Gather up every line from the entries below that uses the word "Type".

[Data items]
+-------+
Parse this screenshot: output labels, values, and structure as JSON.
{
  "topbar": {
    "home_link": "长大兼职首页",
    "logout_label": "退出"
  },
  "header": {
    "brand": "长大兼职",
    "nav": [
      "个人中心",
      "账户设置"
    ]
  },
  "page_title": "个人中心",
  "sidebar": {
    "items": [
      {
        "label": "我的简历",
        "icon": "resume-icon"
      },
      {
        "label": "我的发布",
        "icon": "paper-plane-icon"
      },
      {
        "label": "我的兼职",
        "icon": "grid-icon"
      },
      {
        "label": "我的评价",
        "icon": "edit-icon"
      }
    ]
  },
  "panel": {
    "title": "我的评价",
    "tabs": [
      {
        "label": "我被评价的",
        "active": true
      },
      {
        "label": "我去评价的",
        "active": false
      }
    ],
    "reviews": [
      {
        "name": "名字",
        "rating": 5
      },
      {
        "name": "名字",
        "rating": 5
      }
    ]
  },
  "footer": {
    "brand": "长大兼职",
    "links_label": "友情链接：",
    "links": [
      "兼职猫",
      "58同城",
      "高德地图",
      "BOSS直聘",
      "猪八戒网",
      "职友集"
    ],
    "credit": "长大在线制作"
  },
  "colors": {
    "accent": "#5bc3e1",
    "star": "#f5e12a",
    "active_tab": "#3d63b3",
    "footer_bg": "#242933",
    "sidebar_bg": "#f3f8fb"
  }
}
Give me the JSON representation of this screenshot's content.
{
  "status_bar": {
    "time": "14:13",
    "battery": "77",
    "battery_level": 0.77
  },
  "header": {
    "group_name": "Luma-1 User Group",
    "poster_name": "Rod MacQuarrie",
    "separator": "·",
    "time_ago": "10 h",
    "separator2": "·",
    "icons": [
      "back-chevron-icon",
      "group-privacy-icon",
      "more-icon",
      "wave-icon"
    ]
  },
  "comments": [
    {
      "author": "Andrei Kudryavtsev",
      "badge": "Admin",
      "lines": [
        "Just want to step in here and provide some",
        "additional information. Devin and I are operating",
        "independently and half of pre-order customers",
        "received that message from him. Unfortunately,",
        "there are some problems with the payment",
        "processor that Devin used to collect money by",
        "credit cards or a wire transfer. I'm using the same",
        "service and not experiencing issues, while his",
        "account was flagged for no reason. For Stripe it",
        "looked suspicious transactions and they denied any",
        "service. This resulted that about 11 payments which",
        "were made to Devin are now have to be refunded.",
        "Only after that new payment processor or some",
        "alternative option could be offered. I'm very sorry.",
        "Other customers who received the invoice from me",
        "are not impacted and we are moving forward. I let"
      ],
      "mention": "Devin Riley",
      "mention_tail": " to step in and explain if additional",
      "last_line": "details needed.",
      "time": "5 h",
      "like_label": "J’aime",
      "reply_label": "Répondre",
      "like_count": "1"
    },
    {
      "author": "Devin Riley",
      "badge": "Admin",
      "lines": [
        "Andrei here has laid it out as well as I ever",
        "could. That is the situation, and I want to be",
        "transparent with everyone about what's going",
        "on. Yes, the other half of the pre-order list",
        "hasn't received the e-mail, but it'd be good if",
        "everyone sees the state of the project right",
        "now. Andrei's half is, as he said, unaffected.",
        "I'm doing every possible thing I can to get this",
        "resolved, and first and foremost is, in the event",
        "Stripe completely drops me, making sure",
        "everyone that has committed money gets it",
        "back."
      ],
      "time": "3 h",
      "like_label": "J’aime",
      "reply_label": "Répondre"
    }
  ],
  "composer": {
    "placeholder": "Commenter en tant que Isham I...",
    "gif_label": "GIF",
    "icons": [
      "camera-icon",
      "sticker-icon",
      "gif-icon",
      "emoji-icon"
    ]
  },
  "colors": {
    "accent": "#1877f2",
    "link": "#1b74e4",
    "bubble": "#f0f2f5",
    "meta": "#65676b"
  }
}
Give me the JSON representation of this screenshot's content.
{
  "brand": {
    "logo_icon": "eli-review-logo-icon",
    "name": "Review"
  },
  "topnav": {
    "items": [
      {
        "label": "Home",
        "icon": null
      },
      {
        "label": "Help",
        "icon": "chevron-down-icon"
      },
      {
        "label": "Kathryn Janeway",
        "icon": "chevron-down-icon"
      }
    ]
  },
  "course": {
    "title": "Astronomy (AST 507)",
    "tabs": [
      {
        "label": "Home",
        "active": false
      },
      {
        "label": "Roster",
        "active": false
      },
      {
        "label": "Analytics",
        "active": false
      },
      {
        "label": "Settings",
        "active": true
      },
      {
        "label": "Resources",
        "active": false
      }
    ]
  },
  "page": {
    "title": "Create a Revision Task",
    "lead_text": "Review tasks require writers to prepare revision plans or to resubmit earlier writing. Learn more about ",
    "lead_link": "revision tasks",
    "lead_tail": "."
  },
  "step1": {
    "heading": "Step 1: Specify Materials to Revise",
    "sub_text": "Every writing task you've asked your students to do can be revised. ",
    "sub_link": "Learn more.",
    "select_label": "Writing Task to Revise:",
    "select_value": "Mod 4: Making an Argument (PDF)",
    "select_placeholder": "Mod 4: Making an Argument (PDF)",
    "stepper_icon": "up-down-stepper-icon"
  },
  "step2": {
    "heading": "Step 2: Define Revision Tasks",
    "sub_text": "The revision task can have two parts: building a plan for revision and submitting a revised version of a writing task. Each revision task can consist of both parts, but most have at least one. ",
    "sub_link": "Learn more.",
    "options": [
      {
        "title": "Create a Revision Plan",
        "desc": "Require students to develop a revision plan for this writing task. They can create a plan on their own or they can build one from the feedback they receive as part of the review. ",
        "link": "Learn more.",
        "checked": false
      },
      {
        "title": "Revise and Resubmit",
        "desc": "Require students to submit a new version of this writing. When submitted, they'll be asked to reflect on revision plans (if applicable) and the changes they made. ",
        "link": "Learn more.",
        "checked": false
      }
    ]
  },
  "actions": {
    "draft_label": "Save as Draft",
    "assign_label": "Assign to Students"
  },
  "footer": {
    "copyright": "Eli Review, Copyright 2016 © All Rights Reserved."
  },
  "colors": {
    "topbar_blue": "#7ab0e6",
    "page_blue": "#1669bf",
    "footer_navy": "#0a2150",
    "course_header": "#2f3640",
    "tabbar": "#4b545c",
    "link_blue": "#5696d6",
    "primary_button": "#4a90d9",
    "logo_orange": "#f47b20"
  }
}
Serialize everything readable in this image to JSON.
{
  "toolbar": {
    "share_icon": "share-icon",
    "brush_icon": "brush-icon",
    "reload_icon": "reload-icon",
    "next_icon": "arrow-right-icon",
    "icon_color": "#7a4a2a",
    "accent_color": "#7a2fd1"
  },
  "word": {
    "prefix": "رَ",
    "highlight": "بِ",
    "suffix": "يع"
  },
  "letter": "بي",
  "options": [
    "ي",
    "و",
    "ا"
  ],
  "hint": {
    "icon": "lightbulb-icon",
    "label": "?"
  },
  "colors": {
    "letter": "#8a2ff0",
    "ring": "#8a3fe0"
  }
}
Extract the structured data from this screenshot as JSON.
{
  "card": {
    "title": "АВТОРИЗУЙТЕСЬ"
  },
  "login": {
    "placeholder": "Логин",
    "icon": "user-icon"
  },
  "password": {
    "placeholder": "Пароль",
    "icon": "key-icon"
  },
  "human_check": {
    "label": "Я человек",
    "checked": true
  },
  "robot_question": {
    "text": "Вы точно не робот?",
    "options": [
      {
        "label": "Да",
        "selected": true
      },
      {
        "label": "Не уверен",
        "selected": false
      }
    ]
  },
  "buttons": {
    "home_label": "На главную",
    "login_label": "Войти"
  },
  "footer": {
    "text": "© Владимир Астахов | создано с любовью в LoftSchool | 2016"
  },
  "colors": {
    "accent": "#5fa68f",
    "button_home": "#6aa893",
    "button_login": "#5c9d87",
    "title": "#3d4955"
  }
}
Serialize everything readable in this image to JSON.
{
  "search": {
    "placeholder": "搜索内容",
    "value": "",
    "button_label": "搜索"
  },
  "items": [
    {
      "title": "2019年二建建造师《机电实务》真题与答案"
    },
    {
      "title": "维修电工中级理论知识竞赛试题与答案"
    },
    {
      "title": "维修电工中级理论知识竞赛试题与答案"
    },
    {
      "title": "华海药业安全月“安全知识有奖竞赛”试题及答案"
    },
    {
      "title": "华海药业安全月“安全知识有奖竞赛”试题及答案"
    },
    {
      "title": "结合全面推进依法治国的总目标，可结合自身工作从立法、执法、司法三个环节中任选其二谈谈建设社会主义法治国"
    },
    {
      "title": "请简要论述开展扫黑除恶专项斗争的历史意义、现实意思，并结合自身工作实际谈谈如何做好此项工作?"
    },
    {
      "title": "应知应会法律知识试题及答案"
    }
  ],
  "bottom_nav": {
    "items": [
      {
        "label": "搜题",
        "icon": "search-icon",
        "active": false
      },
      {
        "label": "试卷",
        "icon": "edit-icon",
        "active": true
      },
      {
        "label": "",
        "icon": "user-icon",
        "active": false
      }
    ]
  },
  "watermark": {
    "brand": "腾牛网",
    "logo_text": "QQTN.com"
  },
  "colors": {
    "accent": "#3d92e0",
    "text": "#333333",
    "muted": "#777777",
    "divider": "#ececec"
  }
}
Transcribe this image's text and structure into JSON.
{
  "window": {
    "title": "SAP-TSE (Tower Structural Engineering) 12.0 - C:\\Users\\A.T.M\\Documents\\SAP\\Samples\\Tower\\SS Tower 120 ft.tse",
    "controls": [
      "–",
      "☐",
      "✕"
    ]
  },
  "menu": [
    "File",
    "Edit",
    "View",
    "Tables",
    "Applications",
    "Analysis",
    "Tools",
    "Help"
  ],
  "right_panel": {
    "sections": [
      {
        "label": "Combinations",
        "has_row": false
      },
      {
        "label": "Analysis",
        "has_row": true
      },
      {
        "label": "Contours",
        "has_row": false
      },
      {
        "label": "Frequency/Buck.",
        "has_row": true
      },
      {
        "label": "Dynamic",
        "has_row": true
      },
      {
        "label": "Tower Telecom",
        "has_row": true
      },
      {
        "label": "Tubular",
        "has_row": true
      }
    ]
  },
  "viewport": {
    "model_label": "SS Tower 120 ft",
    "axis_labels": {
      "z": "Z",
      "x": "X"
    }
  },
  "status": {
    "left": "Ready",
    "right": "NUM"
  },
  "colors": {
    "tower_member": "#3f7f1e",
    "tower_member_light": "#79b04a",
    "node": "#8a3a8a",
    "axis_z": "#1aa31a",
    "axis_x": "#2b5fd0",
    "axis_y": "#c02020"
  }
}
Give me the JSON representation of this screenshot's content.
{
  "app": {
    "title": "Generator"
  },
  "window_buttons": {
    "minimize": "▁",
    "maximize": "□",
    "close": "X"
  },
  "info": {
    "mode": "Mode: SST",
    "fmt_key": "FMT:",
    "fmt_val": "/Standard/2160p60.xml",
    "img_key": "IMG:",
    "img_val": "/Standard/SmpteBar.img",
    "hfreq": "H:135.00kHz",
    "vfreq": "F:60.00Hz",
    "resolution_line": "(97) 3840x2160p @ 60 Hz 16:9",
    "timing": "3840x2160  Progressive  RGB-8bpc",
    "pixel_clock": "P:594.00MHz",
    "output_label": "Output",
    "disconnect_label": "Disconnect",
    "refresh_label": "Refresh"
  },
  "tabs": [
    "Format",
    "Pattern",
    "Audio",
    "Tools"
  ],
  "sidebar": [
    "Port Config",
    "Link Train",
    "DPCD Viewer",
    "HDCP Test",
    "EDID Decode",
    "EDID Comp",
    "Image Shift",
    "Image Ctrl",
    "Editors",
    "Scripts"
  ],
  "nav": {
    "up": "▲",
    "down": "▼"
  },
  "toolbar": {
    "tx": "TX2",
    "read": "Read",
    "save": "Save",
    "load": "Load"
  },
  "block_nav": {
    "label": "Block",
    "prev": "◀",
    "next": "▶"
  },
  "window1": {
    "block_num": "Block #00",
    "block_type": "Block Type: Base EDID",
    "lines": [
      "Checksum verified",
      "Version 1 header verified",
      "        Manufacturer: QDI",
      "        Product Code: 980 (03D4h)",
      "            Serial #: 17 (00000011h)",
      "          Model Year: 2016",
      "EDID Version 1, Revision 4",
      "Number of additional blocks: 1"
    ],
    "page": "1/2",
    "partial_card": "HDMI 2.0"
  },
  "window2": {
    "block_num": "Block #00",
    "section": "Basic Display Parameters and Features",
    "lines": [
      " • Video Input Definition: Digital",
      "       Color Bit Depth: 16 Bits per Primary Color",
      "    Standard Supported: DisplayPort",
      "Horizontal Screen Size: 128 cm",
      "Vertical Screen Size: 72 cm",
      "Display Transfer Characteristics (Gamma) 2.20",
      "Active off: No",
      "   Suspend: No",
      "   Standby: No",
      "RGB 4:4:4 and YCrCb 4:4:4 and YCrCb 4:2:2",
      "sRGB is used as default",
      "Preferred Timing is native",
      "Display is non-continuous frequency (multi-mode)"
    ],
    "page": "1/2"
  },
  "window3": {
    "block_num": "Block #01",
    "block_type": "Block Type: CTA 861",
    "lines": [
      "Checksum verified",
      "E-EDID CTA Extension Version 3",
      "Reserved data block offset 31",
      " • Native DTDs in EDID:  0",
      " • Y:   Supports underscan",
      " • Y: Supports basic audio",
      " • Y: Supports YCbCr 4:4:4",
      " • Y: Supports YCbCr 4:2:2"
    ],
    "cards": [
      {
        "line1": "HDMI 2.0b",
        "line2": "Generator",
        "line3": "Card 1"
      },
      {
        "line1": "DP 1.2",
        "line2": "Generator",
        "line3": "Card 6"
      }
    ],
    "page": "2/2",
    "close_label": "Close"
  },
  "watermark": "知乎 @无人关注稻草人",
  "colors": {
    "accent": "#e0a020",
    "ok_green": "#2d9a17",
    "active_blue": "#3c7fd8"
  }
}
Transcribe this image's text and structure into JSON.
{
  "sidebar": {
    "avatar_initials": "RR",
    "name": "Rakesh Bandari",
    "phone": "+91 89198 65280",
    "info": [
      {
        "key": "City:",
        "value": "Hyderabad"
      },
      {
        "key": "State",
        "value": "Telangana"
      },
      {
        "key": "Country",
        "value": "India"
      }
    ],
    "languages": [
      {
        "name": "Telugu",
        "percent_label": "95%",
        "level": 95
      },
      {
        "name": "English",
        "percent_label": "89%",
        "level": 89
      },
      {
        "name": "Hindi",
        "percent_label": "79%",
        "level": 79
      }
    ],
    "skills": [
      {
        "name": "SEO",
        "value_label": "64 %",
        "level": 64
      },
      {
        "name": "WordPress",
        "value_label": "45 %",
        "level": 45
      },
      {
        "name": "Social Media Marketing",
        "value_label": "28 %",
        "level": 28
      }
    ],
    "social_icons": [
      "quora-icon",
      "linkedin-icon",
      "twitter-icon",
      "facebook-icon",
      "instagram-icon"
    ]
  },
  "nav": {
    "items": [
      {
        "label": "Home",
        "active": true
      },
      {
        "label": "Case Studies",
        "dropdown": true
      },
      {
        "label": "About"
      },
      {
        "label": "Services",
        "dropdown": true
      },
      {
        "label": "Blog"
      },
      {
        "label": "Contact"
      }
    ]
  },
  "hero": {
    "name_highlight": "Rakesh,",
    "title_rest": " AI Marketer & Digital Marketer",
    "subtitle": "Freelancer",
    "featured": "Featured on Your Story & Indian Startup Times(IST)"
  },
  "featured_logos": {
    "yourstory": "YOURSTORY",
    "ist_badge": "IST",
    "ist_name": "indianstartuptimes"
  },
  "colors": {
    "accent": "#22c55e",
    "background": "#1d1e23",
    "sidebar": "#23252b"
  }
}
+-------+
# [Response]
    "block_type": "Block Type: Base EDID",
    "block_type": "Block Type: CTA 861",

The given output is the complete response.